§ **EXTRACTED ENTRIES**
□ □ □ □ □
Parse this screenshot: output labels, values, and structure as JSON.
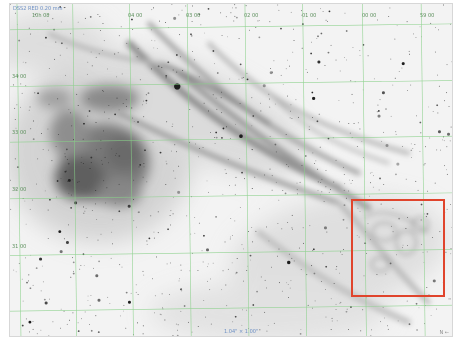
{
  "image": {
    "caption": "DSS2 RED  0.20 mm",
    "scale_label": "1.04\" × 1.00\"",
    "corner_label": "N ←"
  },
  "grid": {
    "color": "#88d088",
    "top_labels": [
      "10h 08",
      "04 00",
      "03 00",
      "02 00",
      "01 00",
      "00 00",
      "59 00"
    ],
    "left_labels": [
      "34 00",
      "33 00",
      "32 00",
      "31 00"
    ]
  },
  "highlight_box": {
    "color": "#e0442c"
  }
}
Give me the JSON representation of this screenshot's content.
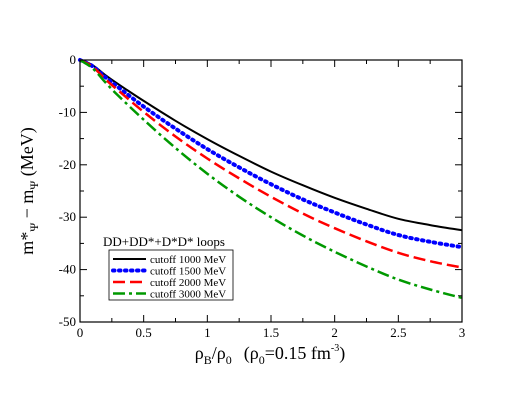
{
  "chart_data": {
    "type": "line",
    "title": "",
    "xlim": [
      0,
      3
    ],
    "ylim": [
      -50,
      0
    ],
    "x_ticks": [
      0,
      0.5,
      1,
      1.5,
      2,
      2.5,
      3
    ],
    "y_ticks": [
      0,
      -10,
      -20,
      -30,
      -40,
      -50
    ],
    "x_tick_labels": [
      "0",
      "0.5",
      "1",
      "1.5",
      "2",
      "2.5",
      "3"
    ],
    "y_tick_labels": [
      "0",
      "-10",
      "-20",
      "-30",
      "-40",
      "-50"
    ],
    "xlabel": {
      "rho": "ρ",
      "sub_b": "B",
      "slash": "/",
      "sub_0": "0",
      "paren": "(ρ",
      "paren_sub": "0",
      "paren_eq": "=0.15 fm",
      "paren_sup": "-3",
      "paren_close": ")"
    },
    "ylabel": {
      "m1": "m*",
      "sub1": "Ψ",
      "minus": " − m",
      "sub2": "Ψ",
      "unit": " (MeV)"
    },
    "annotation": "DD+DD*+D*D* loops",
    "legend_position": "lower-left",
    "series": [
      {
        "name": "cutoff 1000 MeV",
        "color": "#000000",
        "style": "solid",
        "x": [
          0,
          0.1,
          0.2,
          0.3,
          0.5,
          0.75,
          1.0,
          1.25,
          1.5,
          1.75,
          2.0,
          2.25,
          2.5,
          2.75,
          3.0
        ],
        "y": [
          0,
          -1.0,
          -2.9,
          -4.6,
          -7.8,
          -11.6,
          -15.1,
          -18.3,
          -21.3,
          -23.9,
          -26.3,
          -28.4,
          -30.3,
          -31.5,
          -32.5
        ]
      },
      {
        "name": "cutoff 1500 MeV",
        "color": "#0000ff",
        "style": "dotted",
        "x": [
          0,
          0.1,
          0.2,
          0.3,
          0.5,
          0.75,
          1.0,
          1.25,
          1.5,
          1.75,
          2.0,
          2.25,
          2.5,
          2.75,
          3.0
        ],
        "y": [
          0,
          -1.2,
          -3.3,
          -5.2,
          -8.9,
          -13.1,
          -17.0,
          -20.5,
          -23.7,
          -26.6,
          -29.1,
          -31.4,
          -33.4,
          -34.7,
          -35.7
        ]
      },
      {
        "name": "cutoff 2000 MeV",
        "color": "#ff0000",
        "style": "dashed",
        "x": [
          0,
          0.1,
          0.2,
          0.3,
          0.5,
          0.75,
          1.0,
          1.25,
          1.5,
          1.75,
          2.0,
          2.25,
          2.5,
          2.75,
          3.0
        ],
        "y": [
          0,
          -1.3,
          -3.7,
          -5.8,
          -9.9,
          -14.6,
          -18.8,
          -22.6,
          -26.1,
          -29.3,
          -32.1,
          -34.6,
          -36.8,
          -38.4,
          -39.6
        ]
      },
      {
        "name": "cutoff 3000 MeV",
        "color": "#009900",
        "style": "dashdot",
        "x": [
          0,
          0.1,
          0.2,
          0.3,
          0.5,
          0.75,
          1.0,
          1.25,
          1.5,
          1.75,
          2.0,
          2.25,
          2.5,
          2.75,
          3.0
        ],
        "y": [
          0,
          -1.6,
          -4.3,
          -6.8,
          -11.4,
          -16.8,
          -21.7,
          -26.1,
          -30.0,
          -33.5,
          -36.6,
          -39.4,
          -41.9,
          -43.8,
          -45.4
        ]
      }
    ]
  }
}
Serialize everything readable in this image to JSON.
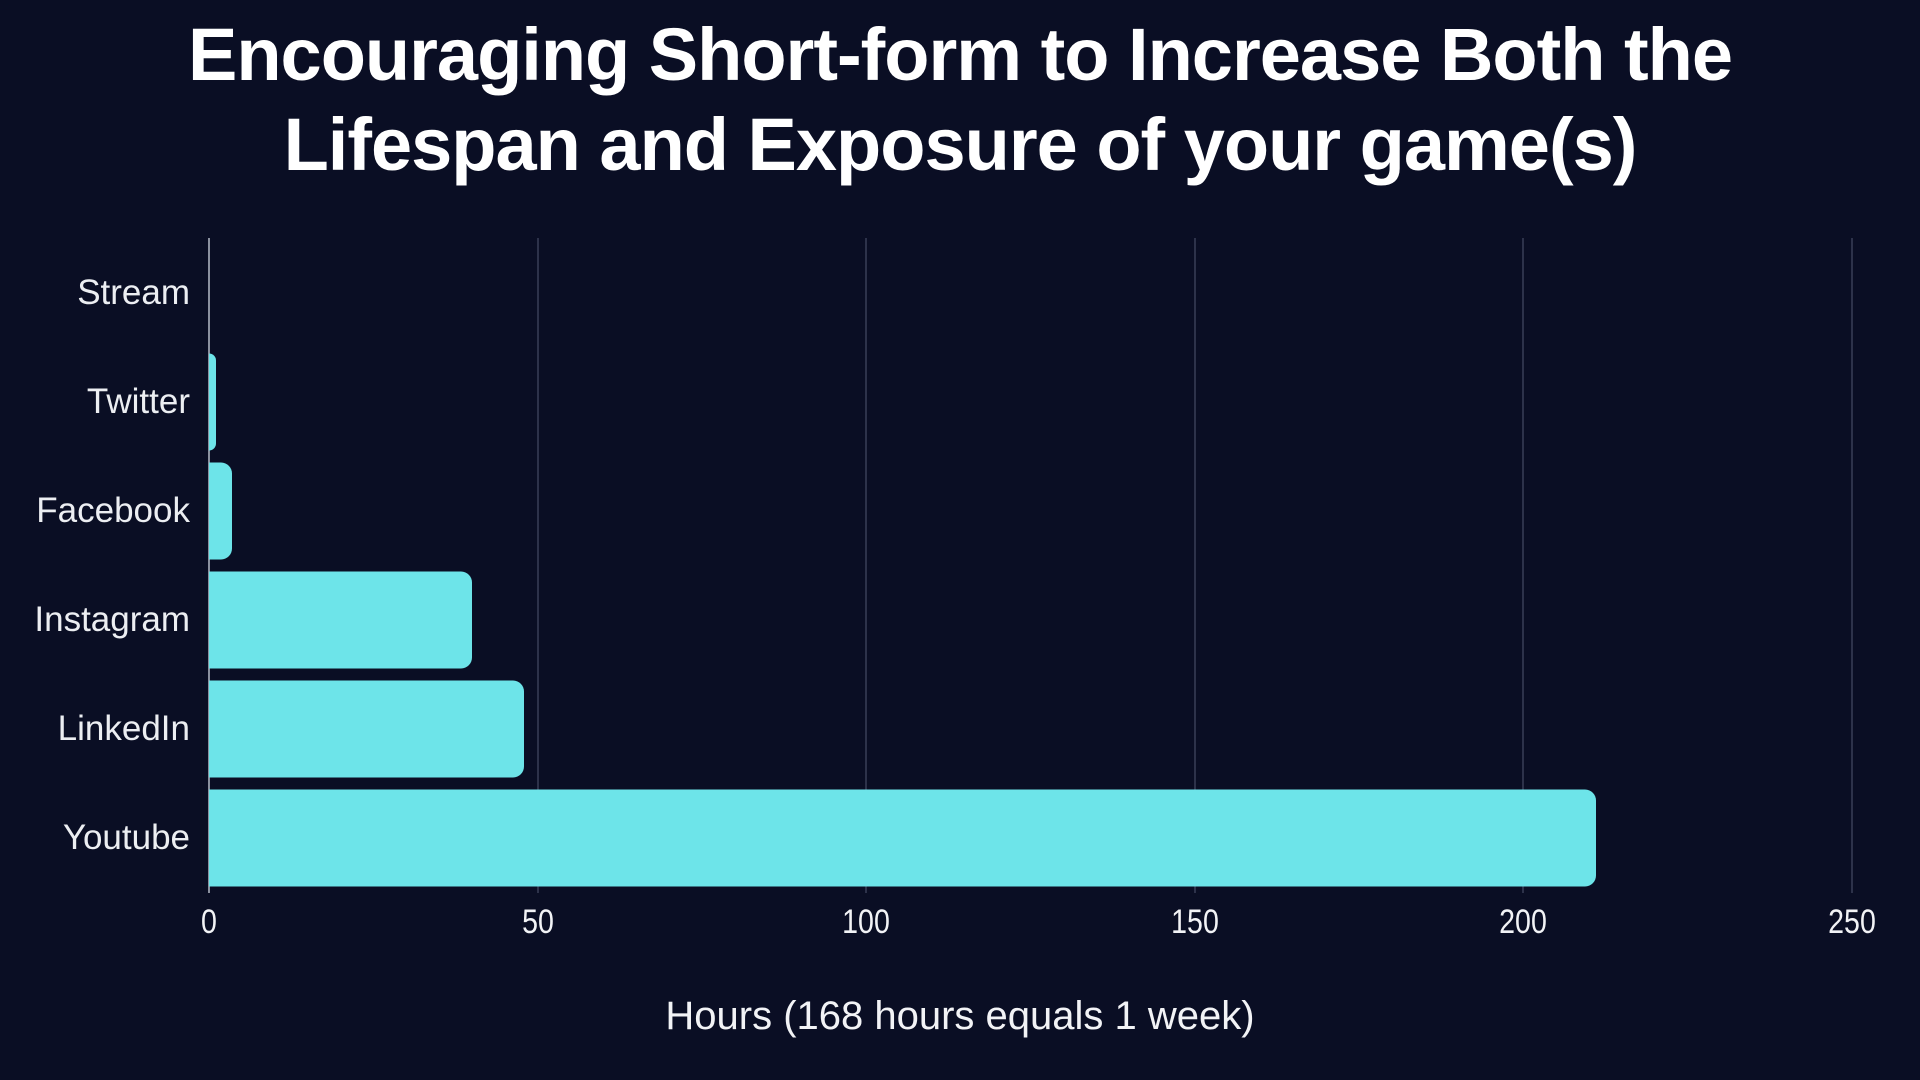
{
  "title": {
    "line1": "Encouraging Short-form to Increase Both the",
    "line2": "Lifespan and Exposure of your game(s)"
  },
  "chart_data": {
    "type": "bar",
    "orientation": "horizontal",
    "title": "Encouraging Short-form to Increase Both the Lifespan and Exposure of your game(s)",
    "xlabel": "Hours (168 hours equals 1 week)",
    "ylabel": "",
    "categories": [
      "Stream",
      "Twitter",
      "Facebook",
      "Instagram",
      "LinkedIn",
      "Youtube"
    ],
    "values": [
      0,
      1,
      3.5,
      40,
      48,
      211
    ],
    "x_ticks": [
      0,
      50,
      100,
      150,
      200,
      250
    ],
    "xlim": [
      0,
      250
    ],
    "grid": "vertical-lines-at-ticks",
    "legend": false,
    "colors": {
      "background": "#0a0e24",
      "bar": "#6de4e9",
      "axis_line": "#8b919f",
      "gridline": "#2d324a",
      "tick_text": "#f2f3f6",
      "category_text": "#eceef2",
      "title_text": "#ffffff"
    }
  }
}
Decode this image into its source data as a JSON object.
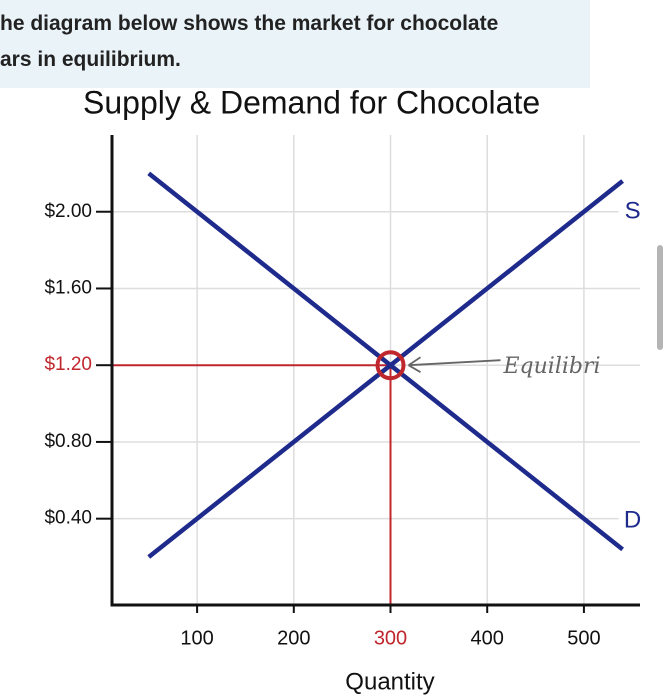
□ □ □ □ □
§ **STATED GOAL**
Gather each line of the records holding the string "JSON".

§ **TASK RESPONSE**
Parse this screenshot: output labels, values, and structure as JSON.
Give me the JSON representation of this screenshot's content.
Serialize everything readable in this image to JSON.
Decode this image into its source data as a JSON object.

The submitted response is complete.